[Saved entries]
....

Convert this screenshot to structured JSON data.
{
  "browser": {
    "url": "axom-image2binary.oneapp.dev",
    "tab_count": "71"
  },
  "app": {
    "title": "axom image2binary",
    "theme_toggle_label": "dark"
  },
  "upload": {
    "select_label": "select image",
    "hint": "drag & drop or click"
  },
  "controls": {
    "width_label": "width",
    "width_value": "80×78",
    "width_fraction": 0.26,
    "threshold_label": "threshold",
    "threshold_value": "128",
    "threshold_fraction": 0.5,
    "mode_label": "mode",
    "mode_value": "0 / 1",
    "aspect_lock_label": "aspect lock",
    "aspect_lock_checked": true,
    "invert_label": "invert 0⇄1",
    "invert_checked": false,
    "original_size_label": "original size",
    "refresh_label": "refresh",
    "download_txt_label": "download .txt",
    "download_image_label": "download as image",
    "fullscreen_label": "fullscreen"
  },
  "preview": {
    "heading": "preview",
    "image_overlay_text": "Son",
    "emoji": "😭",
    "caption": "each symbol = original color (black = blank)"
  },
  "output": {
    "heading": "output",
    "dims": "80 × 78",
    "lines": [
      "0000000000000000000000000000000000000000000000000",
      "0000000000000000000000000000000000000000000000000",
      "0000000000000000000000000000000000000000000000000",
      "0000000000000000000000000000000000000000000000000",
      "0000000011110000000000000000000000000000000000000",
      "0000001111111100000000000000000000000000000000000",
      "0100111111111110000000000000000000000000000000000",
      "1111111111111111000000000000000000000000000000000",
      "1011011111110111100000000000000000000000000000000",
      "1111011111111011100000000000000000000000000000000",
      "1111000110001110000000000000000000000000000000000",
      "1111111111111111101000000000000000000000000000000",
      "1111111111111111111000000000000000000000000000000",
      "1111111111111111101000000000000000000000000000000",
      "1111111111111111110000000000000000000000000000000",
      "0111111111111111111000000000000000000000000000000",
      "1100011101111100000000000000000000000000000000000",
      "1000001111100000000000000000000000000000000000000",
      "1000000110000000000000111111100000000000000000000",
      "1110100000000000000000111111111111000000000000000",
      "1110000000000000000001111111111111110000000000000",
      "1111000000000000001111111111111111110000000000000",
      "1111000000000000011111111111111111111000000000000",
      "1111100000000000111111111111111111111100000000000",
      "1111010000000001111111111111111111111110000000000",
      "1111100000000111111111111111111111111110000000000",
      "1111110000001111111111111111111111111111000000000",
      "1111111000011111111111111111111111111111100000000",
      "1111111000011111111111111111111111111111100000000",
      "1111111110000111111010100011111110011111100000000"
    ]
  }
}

....

● Exercise details: Go through the listing and print each line exactly as it appears.

● Complete response:
Convert this screenshot to structured JSON data.
{
  "browser": {
    "url": "axom-image2binary.oneapp.dev",
    "tab_count": "71"
  },
  "app": {
    "title": "axom image2binary",
    "theme_toggle_label": "dark"
  },
  "upload": {
    "select_label": "select image",
    "hint": "drag & drop or click"
  },
  "controls": {
    "width_label": "width",
    "width_value": "80×78",
    "width_fraction": 0.26,
    "threshold_label": "threshold",
    "threshold_value": "128",
    "threshold_fraction": 0.5,
    "mode_label": "mode",
    "mode_value": "0 / 1",
    "aspect_lock_label": "aspect lock",
    "aspect_lock_checked": true,
    "invert_label": "invert 0⇄1",
    "invert_checked": false,
    "original_size_label": "original size",
    "refresh_label": "refresh",
    "download_txt_label": "download .txt",
    "download_image_label": "download as image",
    "fullscreen_label": "fullscreen"
  },
  "preview": {
    "heading": "preview",
    "image_overlay_text": "Son",
    "emoji": "😭",
    "caption": "each symbol = original color (black = blank)"
  },
  "output": {
    "heading": "output",
    "dims": "80 × 78",
    "lines": [
      "0000000000000000000000000000000000000000000000000",
      "0000000000000000000000000000000000000000000000000",
      "0000000000000000000000000000000000000000000000000",
      "0000000000000000000000000000000000000000000000000",
      "0000000011110000000000000000000000000000000000000",
      "0000001111111100000000000000000000000000000000000",
      "0100111111111110000000000000000000000000000000000",
      "1111111111111111000000000000000000000000000000000",
      "1011011111110111100000000000000000000000000000000",
      "1111011111111011100000000000000000000000000000000",
      "1111000110001110000000000000000000000000000000000",
      "1111111111111111101000000000000000000000000000000",
      "1111111111111111111000000000000000000000000000000",
      "1111111111111111101000000000000000000000000000000",
      "1111111111111111110000000000000000000000000000000",
      "0111111111111111111000000000000000000000000000000",
      "1100011101111100000000000000000000000000000000000",
      "1000001111100000000000000000000000000000000000000",
      "1000000110000000000000111111100000000000000000000",
      "1110100000000000000000111111111111000000000000000",
      "1110000000000000000001111111111111110000000000000",
      "1111000000000000001111111111111111110000000000000",
      "1111000000000000011111111111111111111000000000000",
      "1111100000000000111111111111111111111100000000000",
      "1111010000000001111111111111111111111110000000000",
      "1111100000000111111111111111111111111110000000000",
      "1111110000001111111111111111111111111111000000000",
      "1111111000011111111111111111111111111111100000000",
      "1111111000011111111111111111111111111111100000000",
      "1111111110000111111010100011111110011111100000000"
    ]
  }
}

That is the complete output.